§ Written exercise:
Find each line that has the string "through" and give the total, with nothing else.

§ Rows:
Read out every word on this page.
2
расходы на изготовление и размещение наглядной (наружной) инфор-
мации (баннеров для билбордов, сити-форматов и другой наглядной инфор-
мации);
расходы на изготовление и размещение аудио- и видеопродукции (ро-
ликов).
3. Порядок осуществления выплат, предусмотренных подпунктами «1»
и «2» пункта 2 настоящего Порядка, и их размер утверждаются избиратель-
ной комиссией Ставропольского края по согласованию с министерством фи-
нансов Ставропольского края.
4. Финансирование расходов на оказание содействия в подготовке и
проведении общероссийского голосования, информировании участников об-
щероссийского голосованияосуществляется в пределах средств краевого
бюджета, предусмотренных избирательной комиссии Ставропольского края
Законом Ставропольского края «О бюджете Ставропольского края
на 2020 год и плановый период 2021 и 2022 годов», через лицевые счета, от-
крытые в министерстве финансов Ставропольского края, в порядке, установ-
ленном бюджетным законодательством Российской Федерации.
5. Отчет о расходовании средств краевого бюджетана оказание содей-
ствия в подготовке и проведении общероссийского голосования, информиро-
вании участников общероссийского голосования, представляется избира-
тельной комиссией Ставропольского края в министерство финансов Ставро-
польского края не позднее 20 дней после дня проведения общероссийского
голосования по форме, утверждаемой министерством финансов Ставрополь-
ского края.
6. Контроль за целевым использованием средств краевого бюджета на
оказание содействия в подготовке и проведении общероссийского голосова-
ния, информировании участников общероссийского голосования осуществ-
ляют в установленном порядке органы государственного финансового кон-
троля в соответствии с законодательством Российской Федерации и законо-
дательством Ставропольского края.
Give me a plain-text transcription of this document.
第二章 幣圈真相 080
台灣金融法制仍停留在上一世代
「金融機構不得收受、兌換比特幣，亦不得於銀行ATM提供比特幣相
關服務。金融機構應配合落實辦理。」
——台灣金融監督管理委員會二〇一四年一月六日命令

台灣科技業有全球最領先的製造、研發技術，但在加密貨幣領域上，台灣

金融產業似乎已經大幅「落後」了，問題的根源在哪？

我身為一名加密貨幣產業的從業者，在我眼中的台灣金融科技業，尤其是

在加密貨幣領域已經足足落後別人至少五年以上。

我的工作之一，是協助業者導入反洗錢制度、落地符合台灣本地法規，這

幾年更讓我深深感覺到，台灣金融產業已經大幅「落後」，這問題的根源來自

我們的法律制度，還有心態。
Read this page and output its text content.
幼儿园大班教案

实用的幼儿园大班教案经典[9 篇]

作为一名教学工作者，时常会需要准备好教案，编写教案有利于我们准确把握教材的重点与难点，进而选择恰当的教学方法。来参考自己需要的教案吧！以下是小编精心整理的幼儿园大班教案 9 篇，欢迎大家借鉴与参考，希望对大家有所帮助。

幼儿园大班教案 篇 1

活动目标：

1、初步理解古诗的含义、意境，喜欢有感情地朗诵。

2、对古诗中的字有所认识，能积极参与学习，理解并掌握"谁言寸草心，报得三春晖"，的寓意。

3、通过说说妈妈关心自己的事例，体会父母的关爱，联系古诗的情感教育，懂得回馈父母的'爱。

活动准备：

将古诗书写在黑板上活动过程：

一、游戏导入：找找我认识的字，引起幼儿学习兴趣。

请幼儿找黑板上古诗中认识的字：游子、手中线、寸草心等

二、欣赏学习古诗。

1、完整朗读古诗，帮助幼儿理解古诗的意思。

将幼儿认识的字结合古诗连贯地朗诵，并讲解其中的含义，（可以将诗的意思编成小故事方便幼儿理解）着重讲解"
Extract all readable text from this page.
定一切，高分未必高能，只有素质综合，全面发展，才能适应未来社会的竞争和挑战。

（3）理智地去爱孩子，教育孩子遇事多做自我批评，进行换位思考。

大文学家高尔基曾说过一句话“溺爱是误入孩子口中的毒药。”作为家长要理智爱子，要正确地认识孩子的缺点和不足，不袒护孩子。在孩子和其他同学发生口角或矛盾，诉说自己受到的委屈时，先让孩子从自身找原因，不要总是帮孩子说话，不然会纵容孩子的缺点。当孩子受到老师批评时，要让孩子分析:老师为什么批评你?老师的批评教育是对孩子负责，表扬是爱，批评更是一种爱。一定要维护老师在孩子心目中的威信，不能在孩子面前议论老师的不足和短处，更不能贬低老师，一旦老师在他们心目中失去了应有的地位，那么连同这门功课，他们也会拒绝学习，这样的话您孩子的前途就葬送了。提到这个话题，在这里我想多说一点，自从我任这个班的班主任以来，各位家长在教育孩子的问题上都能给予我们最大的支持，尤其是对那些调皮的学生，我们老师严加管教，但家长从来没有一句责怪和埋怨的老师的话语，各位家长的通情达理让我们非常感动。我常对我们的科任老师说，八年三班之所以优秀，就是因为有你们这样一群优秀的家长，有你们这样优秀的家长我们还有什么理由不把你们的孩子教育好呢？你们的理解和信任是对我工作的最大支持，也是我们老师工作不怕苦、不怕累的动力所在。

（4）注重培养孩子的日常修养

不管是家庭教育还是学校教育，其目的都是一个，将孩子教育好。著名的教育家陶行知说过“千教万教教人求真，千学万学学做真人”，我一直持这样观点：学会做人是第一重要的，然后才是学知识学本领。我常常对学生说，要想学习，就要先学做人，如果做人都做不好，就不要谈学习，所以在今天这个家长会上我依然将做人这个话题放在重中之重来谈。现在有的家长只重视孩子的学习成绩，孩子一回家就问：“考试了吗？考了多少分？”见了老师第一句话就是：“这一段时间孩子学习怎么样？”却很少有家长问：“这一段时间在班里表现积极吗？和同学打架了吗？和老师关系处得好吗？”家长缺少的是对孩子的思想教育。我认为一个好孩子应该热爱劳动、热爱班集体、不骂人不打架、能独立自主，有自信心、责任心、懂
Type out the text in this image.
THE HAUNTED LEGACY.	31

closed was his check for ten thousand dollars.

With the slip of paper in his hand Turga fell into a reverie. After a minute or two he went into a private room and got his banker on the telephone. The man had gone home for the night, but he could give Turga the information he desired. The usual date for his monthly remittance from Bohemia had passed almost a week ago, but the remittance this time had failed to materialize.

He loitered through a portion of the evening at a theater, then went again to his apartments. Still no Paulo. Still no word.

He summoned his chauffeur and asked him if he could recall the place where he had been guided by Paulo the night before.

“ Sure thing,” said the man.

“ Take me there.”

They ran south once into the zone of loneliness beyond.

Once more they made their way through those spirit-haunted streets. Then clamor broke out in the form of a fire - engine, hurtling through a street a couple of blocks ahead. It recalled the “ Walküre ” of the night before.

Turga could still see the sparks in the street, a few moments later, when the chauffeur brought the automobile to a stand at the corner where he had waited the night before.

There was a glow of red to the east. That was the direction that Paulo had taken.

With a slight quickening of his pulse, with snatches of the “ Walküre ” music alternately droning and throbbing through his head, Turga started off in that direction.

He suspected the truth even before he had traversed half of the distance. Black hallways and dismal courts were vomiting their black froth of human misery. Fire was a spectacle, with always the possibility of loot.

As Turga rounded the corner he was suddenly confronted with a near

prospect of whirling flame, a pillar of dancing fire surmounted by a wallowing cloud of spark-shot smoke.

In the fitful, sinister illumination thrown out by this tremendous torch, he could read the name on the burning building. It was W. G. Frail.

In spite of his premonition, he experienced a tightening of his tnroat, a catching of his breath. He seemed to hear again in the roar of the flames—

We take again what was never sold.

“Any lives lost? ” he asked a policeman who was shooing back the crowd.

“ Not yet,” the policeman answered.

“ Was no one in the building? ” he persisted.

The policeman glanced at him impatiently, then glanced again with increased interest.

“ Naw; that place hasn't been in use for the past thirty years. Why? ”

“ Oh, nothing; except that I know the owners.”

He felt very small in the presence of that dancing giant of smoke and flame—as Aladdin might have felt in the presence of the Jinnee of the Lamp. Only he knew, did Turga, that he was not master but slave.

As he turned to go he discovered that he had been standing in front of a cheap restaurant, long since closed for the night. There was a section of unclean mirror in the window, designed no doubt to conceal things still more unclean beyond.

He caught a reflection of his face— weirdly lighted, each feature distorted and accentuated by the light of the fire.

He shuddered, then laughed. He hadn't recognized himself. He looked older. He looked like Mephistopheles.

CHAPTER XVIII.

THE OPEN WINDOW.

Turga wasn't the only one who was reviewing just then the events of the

§ Solution for this exercise:
3